• [EXCERPT]:

Handling large file uploads - A developer guide

August 6, 2024

Handling large file uploads is a common challenge for developers building applications that involve media storage, cloud backups, or large dataset uploads. Uploadcare’s File Uploader provides robust solutions for managing these uploads efficiently. In this article, we will consider various techniques for handling large file uploads, focusing on the API and HTTP aspects crucial for developers.

Large file uploading to Uploadcare servers

How large is large? A large file definition

Most HTTP web servers and browsers generally limit file uploads to 2 GB (with the exception of Google Chrome and Opera, which can support up to 4 GB files).

Limits for other services may significantly vary. For instance, a Gmail attachment can be 20-25 MB in size. If a file is bigger, the service automatically loads it to Google Drive and offers to send a link.

Suppose you want to enable large file uploads on your applications, either for your end users or for your team. In that case, you might consider using a cloud storage provider like Google Cloud, Azure Blob, Dropbox, or Amazon S3.

Amazon S3 storage supports uploading objects of up to 5 GB in a single operation and files of up to 5 TB when divided into chunks and processed by the API. This is sufficient even for uploading very large files, such as 200+ GB, at once.

Uploadcare receives around 1,000,000 files daily from all over the world, and files larger than 10 MB are considered large. Observing the patterns, we can conclude that the size and quantity of media are expanding at a rapid pace, attributable primarily to the increase in video content.

Problems with large file uploads

1. Low upload speed and latency

The larger a file, the more bandwidth and time it takes to upload. This rule seems logical for a developer but can become a huge pain point for an end user.

Speed problems usually occur if you transfer data in a single batch to your server. In this scenario, no matter where your end user is located, all the files go to a single destination via the same road, creating gridlock like in Manhattan during rush hour.

And if the files are huge, your channel gets paralyzed: the speed goes down, and you can’t use your assets to their full potential.

2. Uploading errors

The most common upload errors are due to limitations on the user’s browser or your web server.

Generally, 2 GB is a safe maximum supported by all browser types and versions. As for a web server, it can reject a request:

If it isn’t sent within the allotted timeout period;
If memory usage limits are exceeded;
If there’s a network interruption;
If the client’s bandwidth is low or the internet connection is unstable.

• [PROMPT A]: For each statement about the guide on large file uploads, answer yes or no on whether the guide supports it, and quote the words that decide it. (i) Uploadcare treats files larger than 10 MB as large. (ii) Amazon S3 accepts objects of up to 5 TB in a single operation. (iii) A Gmail attachment can be as large as 2 GB.
The guide and the records have no connection to each other.

(Dataset rows)
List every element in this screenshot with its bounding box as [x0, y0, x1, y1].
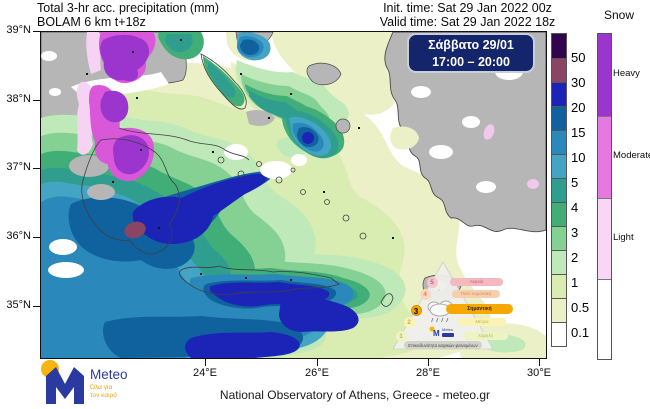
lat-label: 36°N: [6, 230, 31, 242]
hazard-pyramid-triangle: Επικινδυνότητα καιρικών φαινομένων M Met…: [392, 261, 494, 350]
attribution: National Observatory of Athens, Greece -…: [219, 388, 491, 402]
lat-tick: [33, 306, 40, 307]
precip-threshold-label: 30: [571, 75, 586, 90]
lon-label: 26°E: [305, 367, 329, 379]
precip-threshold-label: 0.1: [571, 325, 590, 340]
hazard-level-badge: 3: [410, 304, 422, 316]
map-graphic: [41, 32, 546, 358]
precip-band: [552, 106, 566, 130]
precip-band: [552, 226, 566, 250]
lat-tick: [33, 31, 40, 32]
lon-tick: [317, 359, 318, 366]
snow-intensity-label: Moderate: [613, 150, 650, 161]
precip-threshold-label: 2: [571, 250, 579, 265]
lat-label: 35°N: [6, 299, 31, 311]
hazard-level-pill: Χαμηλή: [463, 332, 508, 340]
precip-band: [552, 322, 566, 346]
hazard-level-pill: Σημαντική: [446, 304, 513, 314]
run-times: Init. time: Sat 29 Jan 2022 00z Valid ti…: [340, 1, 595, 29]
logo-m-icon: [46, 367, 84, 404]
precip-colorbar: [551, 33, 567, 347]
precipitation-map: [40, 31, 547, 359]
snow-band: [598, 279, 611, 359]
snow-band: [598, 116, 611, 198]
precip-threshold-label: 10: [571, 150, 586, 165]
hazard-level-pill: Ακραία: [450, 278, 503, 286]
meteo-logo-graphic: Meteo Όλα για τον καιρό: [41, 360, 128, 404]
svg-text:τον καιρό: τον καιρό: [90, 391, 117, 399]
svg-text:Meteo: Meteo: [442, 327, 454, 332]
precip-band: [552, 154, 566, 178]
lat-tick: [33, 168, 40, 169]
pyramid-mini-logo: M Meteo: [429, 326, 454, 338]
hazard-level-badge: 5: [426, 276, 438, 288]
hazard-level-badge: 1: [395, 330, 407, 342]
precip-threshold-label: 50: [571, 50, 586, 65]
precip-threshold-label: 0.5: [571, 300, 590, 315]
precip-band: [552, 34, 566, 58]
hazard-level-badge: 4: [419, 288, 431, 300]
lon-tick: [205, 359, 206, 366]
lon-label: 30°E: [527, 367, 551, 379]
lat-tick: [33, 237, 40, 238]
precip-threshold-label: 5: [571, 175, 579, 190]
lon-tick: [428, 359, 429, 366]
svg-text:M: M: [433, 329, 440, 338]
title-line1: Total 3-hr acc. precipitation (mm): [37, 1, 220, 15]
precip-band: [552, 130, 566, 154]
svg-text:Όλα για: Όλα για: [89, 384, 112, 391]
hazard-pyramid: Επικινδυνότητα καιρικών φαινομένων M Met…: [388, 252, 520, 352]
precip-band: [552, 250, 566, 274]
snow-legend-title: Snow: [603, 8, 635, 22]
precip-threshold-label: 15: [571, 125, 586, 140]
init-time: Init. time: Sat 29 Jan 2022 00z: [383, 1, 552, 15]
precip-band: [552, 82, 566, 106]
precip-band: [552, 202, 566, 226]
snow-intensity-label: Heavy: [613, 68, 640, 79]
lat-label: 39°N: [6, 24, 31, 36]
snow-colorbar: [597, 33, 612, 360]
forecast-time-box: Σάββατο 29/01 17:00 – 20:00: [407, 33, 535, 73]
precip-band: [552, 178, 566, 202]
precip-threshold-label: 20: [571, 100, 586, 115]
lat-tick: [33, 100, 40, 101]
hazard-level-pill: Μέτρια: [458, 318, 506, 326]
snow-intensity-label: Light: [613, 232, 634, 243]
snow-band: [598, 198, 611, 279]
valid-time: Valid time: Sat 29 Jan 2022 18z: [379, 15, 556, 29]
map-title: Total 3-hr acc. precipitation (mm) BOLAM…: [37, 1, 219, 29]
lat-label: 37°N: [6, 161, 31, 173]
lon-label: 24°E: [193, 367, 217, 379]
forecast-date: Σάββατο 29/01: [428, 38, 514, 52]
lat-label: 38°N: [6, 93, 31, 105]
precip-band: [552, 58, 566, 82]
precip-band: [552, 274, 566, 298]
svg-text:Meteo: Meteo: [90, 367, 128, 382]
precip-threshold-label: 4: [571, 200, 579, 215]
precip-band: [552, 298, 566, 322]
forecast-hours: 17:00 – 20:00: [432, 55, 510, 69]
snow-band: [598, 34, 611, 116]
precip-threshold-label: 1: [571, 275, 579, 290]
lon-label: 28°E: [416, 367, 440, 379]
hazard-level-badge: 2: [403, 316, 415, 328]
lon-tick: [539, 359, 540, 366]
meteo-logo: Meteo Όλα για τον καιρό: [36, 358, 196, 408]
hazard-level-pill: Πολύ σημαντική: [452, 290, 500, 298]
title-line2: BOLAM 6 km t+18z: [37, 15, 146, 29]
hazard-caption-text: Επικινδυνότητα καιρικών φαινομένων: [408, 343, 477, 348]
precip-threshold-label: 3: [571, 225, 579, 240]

• [PROMPT B]: In the records, switch "lat-tick" to "latitude-tick" in the stretch from the line containing "lat-label: 36°N: [6, 230, 31, 242]" through the line containing "precip-threshold-label: 15: [571, 125, 586, 140]". Return only those lines, with everything else unchanged.

• [RIGHT ANSWER A]:
(i) Yes: "files larger than 10 MB are considered large"
(ii) No: "Amazon S3 storage supports uploading objects of up to 5 GB in a single operation"
(iii) No: "a Gmail attachment can be 20-25 MB in size"

• [RIGHT ANSWER B]:
lat-label: 36°N: [6, 230, 31, 242]
hazard-pyramid-triangle: Επικινδυνότητα καιρικών φαινομένων M Met…: [392, 261, 494, 350]
attribution: National Observatory of Athens, Greece -…: [219, 388, 491, 402]
latitude-tick: [33, 306, 40, 307]
precip-threshold-label: 30: [571, 75, 586, 90]
lon-label: 26°E: [305, 367, 329, 379]
precip-threshold-label: 0.1: [571, 325, 590, 340]
hazard-level-badge: 3: [410, 304, 422, 316]
map-graphic: [41, 32, 546, 358]
precip-band: [552, 106, 566, 130]
precip-band: [552, 226, 566, 250]
latitude-tick: [33, 31, 40, 32]
lon-tick: [317, 359, 318, 366]
snow-intensity-label: Moderate: [613, 150, 650, 161]
precip-threshold-label: 2: [571, 250, 579, 265]
lat-label: 35°N: [6, 299, 31, 311]
hazard-level-pill: Χαμηλή: [463, 332, 508, 340]
precip-band: [552, 322, 566, 346]
hazard-level-pill: Σημαντική: [446, 304, 513, 314]
run-times: Init. time: Sat 29 Jan 2022 00z Valid ti…: [340, 1, 595, 29]
logo-m-icon: [46, 367, 84, 404]
precip-colorbar: [551, 33, 567, 347]
precipitation-map: [40, 31, 547, 359]
snow-band: [598, 279, 611, 359]
snow-band: [598, 116, 611, 198]
precip-threshold-label: 10: [571, 150, 586, 165]
hazard-level-pill: Ακραία: [450, 278, 503, 286]
meteo-logo-graphic: Meteo Όλα για τον καιρό: [41, 360, 128, 404]
svg-text:τον καιρό: τον καιρό: [90, 391, 117, 399]
svg-text:Meteo: Meteo: [442, 327, 454, 332]
precip-band: [552, 154, 566, 178]
latitude-tick: [33, 168, 40, 169]
pyramid-mini-logo: M Meteo: [429, 326, 454, 338]
hazard-level-badge: 5: [426, 276, 438, 288]
hazard-level-badge: 1: [395, 330, 407, 342]
precip-threshold-label: 50: [571, 50, 586, 65]
precip-threshold-label: 0.5: [571, 300, 590, 315]
precip-band: [552, 34, 566, 58]
hazard-level-badge: 4: [419, 288, 431, 300]
lon-tick: [205, 359, 206, 366]
lon-label: 30°E: [527, 367, 551, 379]
latitude-tick: [33, 237, 40, 238]
precip-threshold-label: 5: [571, 175, 579, 190]
lon-tick: [428, 359, 429, 366]
svg-text:M: M: [433, 329, 440, 338]
title-line1: Total 3-hr acc. precipitation (mm): [37, 1, 220, 15]
precip-band: [552, 130, 566, 154]
svg-text:Όλα για: Όλα για: [89, 384, 112, 391]
hazard-pyramid: Επικινδυνότητα καιρικών φαινομένων M Met…: [388, 252, 520, 352]
precip-band: [552, 250, 566, 274]
snow-legend-title: Snow: [603, 8, 635, 22]
precip-threshold-label: 15: [571, 125, 586, 140]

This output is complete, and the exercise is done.